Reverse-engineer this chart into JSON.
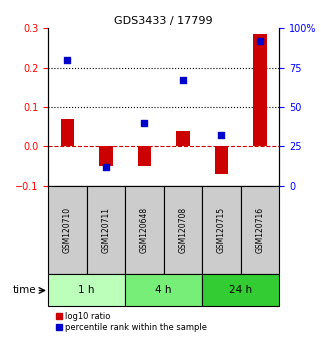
{
  "title": "GDS3433 / 17799",
  "samples": [
    "GSM120710",
    "GSM120711",
    "GSM120648",
    "GSM120708",
    "GSM120715",
    "GSM120716"
  ],
  "log10_ratio": [
    0.07,
    -0.05,
    -0.05,
    0.04,
    -0.07,
    0.285
  ],
  "percentile_rank": [
    80,
    12,
    40,
    67,
    32,
    92
  ],
  "left_ylim": [
    -0.1,
    0.3
  ],
  "right_ylim": [
    0,
    100
  ],
  "left_yticks": [
    -0.1,
    0.0,
    0.1,
    0.2,
    0.3
  ],
  "right_yticks": [
    0,
    25,
    50,
    75,
    100
  ],
  "right_yticklabels": [
    "0",
    "25",
    "50",
    "75",
    "100%"
  ],
  "hlines": [
    0.2,
    0.1
  ],
  "bar_color": "#cc0000",
  "dot_color": "#0000cc",
  "zero_line_color": "#cc0000",
  "time_groups": [
    {
      "label": "1 h",
      "samples": [
        0,
        1
      ],
      "color": "#bbffbb"
    },
    {
      "label": "4 h",
      "samples": [
        2,
        3
      ],
      "color": "#77ee77"
    },
    {
      "label": "24 h",
      "samples": [
        4,
        5
      ],
      "color": "#33cc33"
    }
  ],
  "legend_bar_label": "log10 ratio",
  "legend_dot_label": "percentile rank within the sample",
  "time_label": "time",
  "bar_width": 0.35,
  "dot_size": 22,
  "sample_box_color": "#cccccc",
  "title_fontsize": 8,
  "tick_fontsize": 7,
  "sample_fontsize": 5.5,
  "time_fontsize": 7.5,
  "legend_fontsize": 6
}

◇ ◇ ◇

# Your goal:
Omit each picture, then return all of the listing exactly as it stands.

# Response:
Reverse-engineer this chart into JSON.
{
  "title": "GDS3433 / 17799",
  "samples": [
    "GSM120710",
    "GSM120711",
    "GSM120648",
    "GSM120708",
    "GSM120715",
    "GSM120716"
  ],
  "log10_ratio": [
    0.07,
    -0.05,
    -0.05,
    0.04,
    -0.07,
    0.285
  ],
  "percentile_rank": [
    80,
    12,
    40,
    67,
    32,
    92
  ],
  "left_ylim": [
    -0.1,
    0.3
  ],
  "right_ylim": [
    0,
    100
  ],
  "left_yticks": [
    -0.1,
    0.0,
    0.1,
    0.2,
    0.3
  ],
  "right_yticks": [
    0,
    25,
    50,
    75,
    100
  ],
  "right_yticklabels": [
    "0",
    "25",
    "50",
    "75",
    "100%"
  ],
  "hlines": [
    0.2,
    0.1
  ],
  "bar_color": "#cc0000",
  "dot_color": "#0000cc",
  "zero_line_color": "#cc0000",
  "time_groups": [
    {
      "label": "1 h",
      "samples": [
        0,
        1
      ],
      "color": "#bbffbb"
    },
    {
      "label": "4 h",
      "samples": [
        2,
        3
      ],
      "color": "#77ee77"
    },
    {
      "label": "24 h",
      "samples": [
        4,
        5
      ],
      "color": "#33cc33"
    }
  ],
  "legend_bar_label": "log10 ratio",
  "legend_dot_label": "percentile rank within the sample",
  "time_label": "time",
  "bar_width": 0.35,
  "dot_size": 22,
  "sample_box_color": "#cccccc",
  "title_fontsize": 8,
  "tick_fontsize": 7,
  "sample_fontsize": 5.5,
  "time_fontsize": 7.5,
  "legend_fontsize": 6
}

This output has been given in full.